» **DIRECTIONS FOR THIS TASK**
Answer these questions using the article on bumblebee tongues.
(a) By how much have tongues on two alpine bumblebee species in the Rocky Mountains shrunk, and over roughly how many years?
(b) What does the article say a corolla is?
(c) At which university is Sydney Cameron a professor, and of what subject?

*** SUPPLIED TEXT ***

Bumblebee tongues are shrinking because of climate change, study says

Climate change is making some pretty strange things happen in the world. It’s able to alter the behavior of tiny marine organisms, change the circulation of the oceans and even prompt walruses to huddle en masse on the Alaskan shore. But one of the weirder effects of global warming may be happening inside the mouths of one of our most beloved insects: the bumblebee.

In a new paper published Thursday in the journal Science, researchers suggest that the effects of climate change are causing some bumblebees’ tongues – yes, their tongues – to shrink. In fact, they found that tongues on two alpine species of bumblebees in the Rocky Mountains have shrunk by nearly 25 percent in approximately 40 years. And it might sound bizarre, but this tongue-shrinking could actually have big implications for both the bees and the flowers they pollinate.

Tongue size is important in bees because it controls which flowers they can visit for nectar. Bees with longer tongues are able to collect nectar from flowers with longer corollas (that’s the tube shape a flower’s petals form, protecting the tasty nectar inside).

Bees with more medium-length tongues tend to pollinate many different species of flowers. But bees with long tongues are often considered specialists, meaning they only pollinate flowers with deep corolla tubes – and this can be a beneficial arrangement for both the bee and the plant. The bee gets to collect nectar from flowers that insects with shorter tongues can’t access, meaning it has less competition for food. And the flower is pollinated by bees that are only visiting other flowers of the same type, meaning there’s a better chance its pollen is getting transferred to the correct species.

This tactic works best when food is abundant. But the researchers on this study found that rising temperatures are causing flowers (of all sizes) to decline in the mountains, putting more stress on the bees when it comes to finding food.

With fewer flowers to choose from overall, it makes less sense to be so specialized, says Nicole Miller-Struttmann, lead author of the new study and an assistant professor of biological sciences at SUNY College at Old Westbury. She and her colleagues believe the bees’ tongues are shrinking to allow them to be more generalized when it comes to the flowers they visit, giving them a wider range of food sources to choose from.

The study is “a beautiful piece of work that shows the first incidence of climate affecting an important functional trait in the bees,” said Sydney Cameron, a professor of entomology at the University of Illinois at Urbana-Champaign, who was not involved with the study.

*** STUDY MATERIAL ***

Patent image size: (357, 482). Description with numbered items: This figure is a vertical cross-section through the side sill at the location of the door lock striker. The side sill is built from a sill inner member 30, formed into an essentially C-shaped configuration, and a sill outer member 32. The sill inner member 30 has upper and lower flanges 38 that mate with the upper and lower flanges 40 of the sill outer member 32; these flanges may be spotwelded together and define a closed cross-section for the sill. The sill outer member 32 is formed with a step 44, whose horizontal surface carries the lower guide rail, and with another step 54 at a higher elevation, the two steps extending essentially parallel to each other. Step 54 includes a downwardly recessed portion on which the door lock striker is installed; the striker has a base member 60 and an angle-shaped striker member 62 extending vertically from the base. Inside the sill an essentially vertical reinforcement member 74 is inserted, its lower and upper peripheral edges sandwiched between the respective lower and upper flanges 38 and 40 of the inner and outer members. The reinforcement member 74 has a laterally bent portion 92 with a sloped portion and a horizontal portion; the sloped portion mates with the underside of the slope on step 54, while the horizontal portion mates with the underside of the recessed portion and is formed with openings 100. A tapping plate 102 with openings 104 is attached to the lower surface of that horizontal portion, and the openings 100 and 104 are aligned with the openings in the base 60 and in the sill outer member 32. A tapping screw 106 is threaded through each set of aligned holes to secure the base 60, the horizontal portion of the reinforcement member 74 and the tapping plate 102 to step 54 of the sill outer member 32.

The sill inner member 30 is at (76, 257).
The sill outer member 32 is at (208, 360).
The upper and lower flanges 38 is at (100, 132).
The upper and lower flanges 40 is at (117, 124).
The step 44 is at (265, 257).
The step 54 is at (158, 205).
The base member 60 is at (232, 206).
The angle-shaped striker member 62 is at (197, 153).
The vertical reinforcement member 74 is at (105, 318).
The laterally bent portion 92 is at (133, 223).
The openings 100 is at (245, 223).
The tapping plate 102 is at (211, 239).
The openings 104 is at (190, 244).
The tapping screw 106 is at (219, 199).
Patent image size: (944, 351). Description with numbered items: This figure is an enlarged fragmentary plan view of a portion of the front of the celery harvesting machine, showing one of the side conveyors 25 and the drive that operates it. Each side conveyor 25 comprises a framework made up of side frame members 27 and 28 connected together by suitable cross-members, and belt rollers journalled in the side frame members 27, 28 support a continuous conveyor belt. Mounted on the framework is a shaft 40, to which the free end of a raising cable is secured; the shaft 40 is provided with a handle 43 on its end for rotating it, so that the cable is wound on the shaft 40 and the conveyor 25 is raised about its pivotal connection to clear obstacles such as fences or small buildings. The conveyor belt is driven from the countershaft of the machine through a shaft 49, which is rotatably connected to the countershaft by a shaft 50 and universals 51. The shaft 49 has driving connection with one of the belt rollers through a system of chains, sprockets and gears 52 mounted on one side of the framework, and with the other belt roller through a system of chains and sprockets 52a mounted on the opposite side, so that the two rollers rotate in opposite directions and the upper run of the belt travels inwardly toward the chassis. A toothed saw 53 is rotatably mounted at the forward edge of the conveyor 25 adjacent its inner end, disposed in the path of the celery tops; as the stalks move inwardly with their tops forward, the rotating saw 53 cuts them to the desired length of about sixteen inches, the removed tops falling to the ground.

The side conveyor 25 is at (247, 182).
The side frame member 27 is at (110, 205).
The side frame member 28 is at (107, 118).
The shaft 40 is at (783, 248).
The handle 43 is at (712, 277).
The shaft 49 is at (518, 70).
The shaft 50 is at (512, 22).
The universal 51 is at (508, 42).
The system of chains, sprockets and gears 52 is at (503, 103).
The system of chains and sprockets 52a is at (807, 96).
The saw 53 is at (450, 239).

***

» **EXERCISE RESPONSE**
(a) By nearly 25 percent in approximately 40 years.
(b) The tube shape a flower's petals form, which protects the nectar inside.
(c) The University of Illinois at Urbana-Champaign, where Cameron is a professor of entomology.